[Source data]
---*---

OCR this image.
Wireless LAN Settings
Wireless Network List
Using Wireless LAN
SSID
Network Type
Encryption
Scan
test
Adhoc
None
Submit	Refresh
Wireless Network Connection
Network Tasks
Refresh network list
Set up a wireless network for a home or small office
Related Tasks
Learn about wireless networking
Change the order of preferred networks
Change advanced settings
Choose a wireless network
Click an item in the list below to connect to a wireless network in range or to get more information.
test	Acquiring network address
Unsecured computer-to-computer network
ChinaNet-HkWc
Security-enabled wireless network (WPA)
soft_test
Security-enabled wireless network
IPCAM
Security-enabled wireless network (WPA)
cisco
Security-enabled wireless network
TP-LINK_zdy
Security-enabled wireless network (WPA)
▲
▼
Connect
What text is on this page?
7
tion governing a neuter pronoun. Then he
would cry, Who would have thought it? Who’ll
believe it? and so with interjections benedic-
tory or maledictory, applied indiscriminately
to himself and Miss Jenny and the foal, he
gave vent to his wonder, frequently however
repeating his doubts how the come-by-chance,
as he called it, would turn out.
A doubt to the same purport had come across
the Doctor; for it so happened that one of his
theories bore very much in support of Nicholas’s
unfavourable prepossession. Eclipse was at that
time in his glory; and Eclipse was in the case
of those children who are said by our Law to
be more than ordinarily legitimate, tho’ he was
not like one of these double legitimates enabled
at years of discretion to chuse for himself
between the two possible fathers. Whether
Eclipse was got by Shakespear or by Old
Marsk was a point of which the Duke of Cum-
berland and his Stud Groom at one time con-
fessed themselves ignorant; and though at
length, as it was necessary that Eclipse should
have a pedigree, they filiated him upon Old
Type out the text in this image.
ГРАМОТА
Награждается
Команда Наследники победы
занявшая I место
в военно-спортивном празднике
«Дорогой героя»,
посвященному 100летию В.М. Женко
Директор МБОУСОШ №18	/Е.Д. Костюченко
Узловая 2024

---*---

THE TASK:
Return each line of the data that contains the string "would".

EXERCISE RESULT:
would cry, Who would have thought it? Who’ll
as he called it, would turn out.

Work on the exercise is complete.